• **Job**
Collect every line in the records below that contains the word "color".
:: Source data ::
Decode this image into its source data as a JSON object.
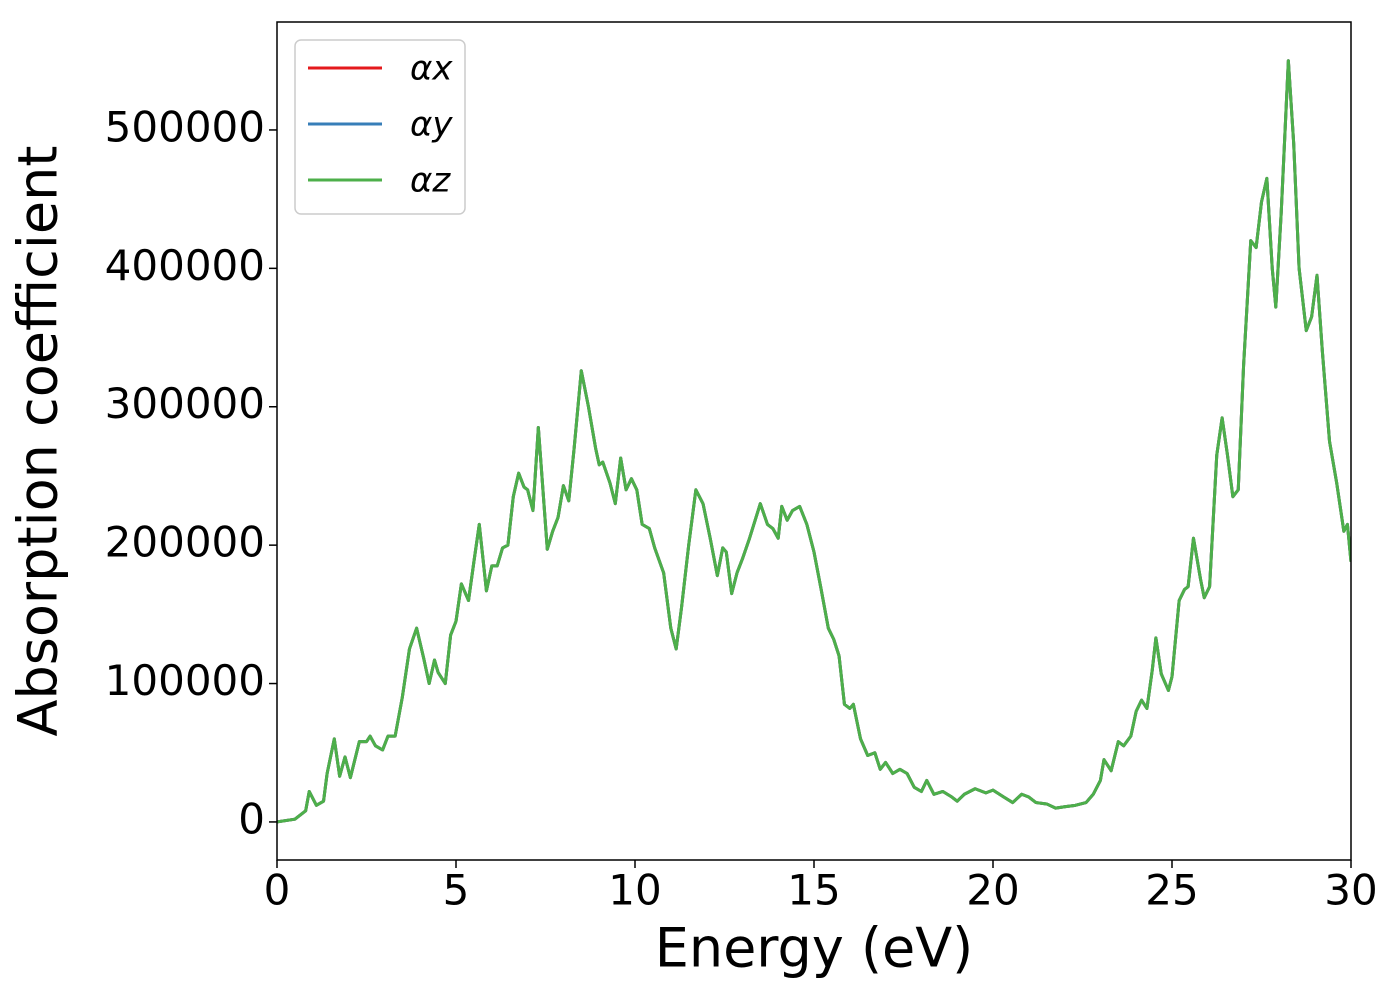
{
  "chart_data": {
    "type": "line",
    "xlabel": "Energy (eV)",
    "ylabel": "Absorption coefficient",
    "xlim": [
      0,
      30
    ],
    "ylim": [
      -27500,
      578000
    ],
    "xticks": [
      0,
      5,
      10,
      15,
      20,
      25,
      30
    ],
    "yticks": [
      0,
      100000,
      200000,
      300000,
      400000,
      500000
    ],
    "legend": "upper left",
    "grid": false,
    "x": [
      0,
      0.5,
      0.8,
      0.9,
      1.1,
      1.3,
      1.4,
      1.6,
      1.75,
      1.9,
      2.05,
      2.3,
      2.5,
      2.6,
      2.75,
      2.95,
      3.1,
      3.3,
      3.5,
      3.7,
      3.9,
      4.1,
      4.25,
      4.4,
      4.5,
      4.7,
      4.85,
      5.0,
      5.15,
      5.35,
      5.5,
      5.65,
      5.85,
      6.0,
      6.15,
      6.3,
      6.45,
      6.6,
      6.75,
      6.9,
      7.0,
      7.15,
      7.3,
      7.4,
      7.55,
      7.7,
      7.85,
      8.0,
      8.15,
      8.3,
      8.5,
      8.7,
      8.9,
      9.0,
      9.1,
      9.3,
      9.45,
      9.6,
      9.75,
      9.9,
      10.05,
      10.2,
      10.4,
      10.55,
      10.8,
      11.0,
      11.15,
      11.3,
      11.5,
      11.7,
      11.9,
      12.1,
      12.3,
      12.45,
      12.55,
      12.7,
      12.85,
      13.0,
      13.2,
      13.5,
      13.7,
      13.85,
      14.0,
      14.1,
      14.25,
      14.4,
      14.6,
      14.8,
      15.0,
      15.2,
      15.4,
      15.55,
      15.7,
      15.85,
      16.0,
      16.1,
      16.3,
      16.5,
      16.7,
      16.85,
      17.0,
      17.2,
      17.4,
      17.6,
      17.8,
      18.0,
      18.15,
      18.35,
      18.6,
      18.85,
      19.0,
      19.2,
      19.5,
      19.8,
      20.0,
      20.3,
      20.55,
      20.8,
      21.0,
      21.2,
      21.5,
      21.75,
      22.0,
      22.3,
      22.6,
      22.8,
      23.0,
      23.1,
      23.3,
      23.5,
      23.65,
      23.85,
      24.0,
      24.15,
      24.3,
      24.45,
      24.55,
      24.7,
      24.9,
      25.0,
      25.2,
      25.35,
      25.45,
      25.6,
      25.8,
      25.9,
      26.05,
      26.25,
      26.4,
      26.55,
      26.7,
      26.85,
      27.0,
      27.2,
      27.35,
      27.5,
      27.65,
      27.8,
      27.9,
      28.05,
      28.25,
      28.4,
      28.55,
      28.75,
      28.9,
      29.05,
      29.2,
      29.4,
      29.6,
      29.8,
      29.9,
      30.0
    ],
    "series": [
      {
        "name": "αx",
        "color": "#e41a1c",
        "values": [
          0,
          2000,
          8000,
          22000,
          12000,
          15000,
          35000,
          60000,
          33000,
          47000,
          32000,
          58000,
          58000,
          62000,
          55000,
          52000,
          62000,
          62000,
          90000,
          125000,
          140000,
          118000,
          100000,
          117000,
          108000,
          100000,
          135000,
          145000,
          172000,
          160000,
          188000,
          215000,
          167000,
          185000,
          185000,
          198000,
          200000,
          235000,
          252000,
          242000,
          240000,
          225000,
          285000,
          250000,
          197000,
          210000,
          220000,
          243000,
          232000,
          270000,
          326000,
          300000,
          270000,
          258000,
          260000,
          245000,
          230000,
          263000,
          240000,
          248000,
          240000,
          215000,
          212000,
          198000,
          180000,
          140000,
          125000,
          155000,
          200000,
          240000,
          230000,
          205000,
          178000,
          198000,
          195000,
          165000,
          180000,
          190000,
          205000,
          230000,
          215000,
          212000,
          205000,
          228000,
          218000,
          225000,
          228000,
          215000,
          195000,
          168000,
          140000,
          132000,
          120000,
          85000,
          82000,
          85000,
          60000,
          48000,
          50000,
          38000,
          43000,
          35000,
          38000,
          35000,
          25000,
          22000,
          30000,
          20000,
          22000,
          18000,
          15000,
          20000,
          24000,
          21000,
          23000,
          18000,
          14000,
          20000,
          18000,
          14000,
          13000,
          10000,
          11000,
          12000,
          14000,
          20000,
          30000,
          45000,
          37000,
          58000,
          55000,
          62000,
          80000,
          88000,
          82000,
          110000,
          133000,
          107000,
          95000,
          105000,
          160000,
          168000,
          170000,
          205000,
          175000,
          162000,
          170000,
          265000,
          292000,
          265000,
          235000,
          240000,
          330000,
          420000,
          415000,
          448000,
          465000,
          400000,
          372000,
          440000,
          550000,
          490000,
          400000,
          355000,
          365000,
          395000,
          340000,
          275000,
          245000,
          210000,
          215000,
          188000
        ]
      },
      {
        "name": "αy",
        "color": "#377eb8",
        "values": [
          0,
          2000,
          8000,
          22000,
          12000,
          15000,
          35000,
          60000,
          33000,
          47000,
          32000,
          58000,
          58000,
          62000,
          55000,
          52000,
          62000,
          62000,
          90000,
          125000,
          140000,
          118000,
          100000,
          117000,
          108000,
          100000,
          135000,
          145000,
          172000,
          160000,
          188000,
          215000,
          167000,
          185000,
          185000,
          198000,
          200000,
          235000,
          252000,
          242000,
          240000,
          225000,
          285000,
          250000,
          197000,
          210000,
          220000,
          243000,
          232000,
          270000,
          326000,
          300000,
          270000,
          258000,
          260000,
          245000,
          230000,
          263000,
          240000,
          248000,
          240000,
          215000,
          212000,
          198000,
          180000,
          140000,
          125000,
          155000,
          200000,
          240000,
          230000,
          205000,
          178000,
          198000,
          195000,
          165000,
          180000,
          190000,
          205000,
          230000,
          215000,
          212000,
          205000,
          228000,
          218000,
          225000,
          228000,
          215000,
          195000,
          168000,
          140000,
          132000,
          120000,
          85000,
          82000,
          85000,
          60000,
          48000,
          50000,
          38000,
          43000,
          35000,
          38000,
          35000,
          25000,
          22000,
          30000,
          20000,
          22000,
          18000,
          15000,
          20000,
          24000,
          21000,
          23000,
          18000,
          14000,
          20000,
          18000,
          14000,
          13000,
          10000,
          11000,
          12000,
          14000,
          20000,
          30000,
          45000,
          37000,
          58000,
          55000,
          62000,
          80000,
          88000,
          82000,
          110000,
          133000,
          107000,
          95000,
          105000,
          160000,
          168000,
          170000,
          205000,
          175000,
          162000,
          170000,
          265000,
          292000,
          265000,
          235000,
          240000,
          330000,
          420000,
          415000,
          448000,
          465000,
          400000,
          372000,
          440000,
          550000,
          490000,
          400000,
          355000,
          365000,
          395000,
          340000,
          275000,
          245000,
          210000,
          215000,
          188000
        ]
      },
      {
        "name": "αz",
        "color": "#4daf4a",
        "values": [
          0,
          2000,
          8000,
          22000,
          12000,
          15000,
          35000,
          60000,
          33000,
          47000,
          32000,
          58000,
          58000,
          62000,
          55000,
          52000,
          62000,
          62000,
          90000,
          125000,
          140000,
          118000,
          100000,
          117000,
          108000,
          100000,
          135000,
          145000,
          172000,
          160000,
          188000,
          215000,
          167000,
          185000,
          185000,
          198000,
          200000,
          235000,
          252000,
          242000,
          240000,
          225000,
          285000,
          250000,
          197000,
          210000,
          220000,
          243000,
          232000,
          270000,
          326000,
          300000,
          270000,
          258000,
          260000,
          245000,
          230000,
          263000,
          240000,
          248000,
          240000,
          215000,
          212000,
          198000,
          180000,
          140000,
          125000,
          155000,
          200000,
          240000,
          230000,
          205000,
          178000,
          198000,
          195000,
          165000,
          180000,
          190000,
          205000,
          230000,
          215000,
          212000,
          205000,
          228000,
          218000,
          225000,
          228000,
          215000,
          195000,
          168000,
          140000,
          132000,
          120000,
          85000,
          82000,
          85000,
          60000,
          48000,
          50000,
          38000,
          43000,
          35000,
          38000,
          35000,
          25000,
          22000,
          30000,
          20000,
          22000,
          18000,
          15000,
          20000,
          24000,
          21000,
          23000,
          18000,
          14000,
          20000,
          18000,
          14000,
          13000,
          10000,
          11000,
          12000,
          14000,
          20000,
          30000,
          45000,
          37000,
          58000,
          55000,
          62000,
          80000,
          88000,
          82000,
          110000,
          133000,
          107000,
          95000,
          105000,
          160000,
          168000,
          170000,
          205000,
          175000,
          162000,
          170000,
          265000,
          292000,
          265000,
          235000,
          240000,
          330000,
          420000,
          415000,
          448000,
          465000,
          400000,
          372000,
          440000,
          550000,
          490000,
          400000,
          355000,
          365000,
          395000,
          340000,
          275000,
          245000,
          210000,
          215000,
          188000
        ]
      }
    ]
  }
}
:::
• **Correct result**
        "color": "#e41a1c",
        "color": "#377eb8",
        "color": "#4daf4a",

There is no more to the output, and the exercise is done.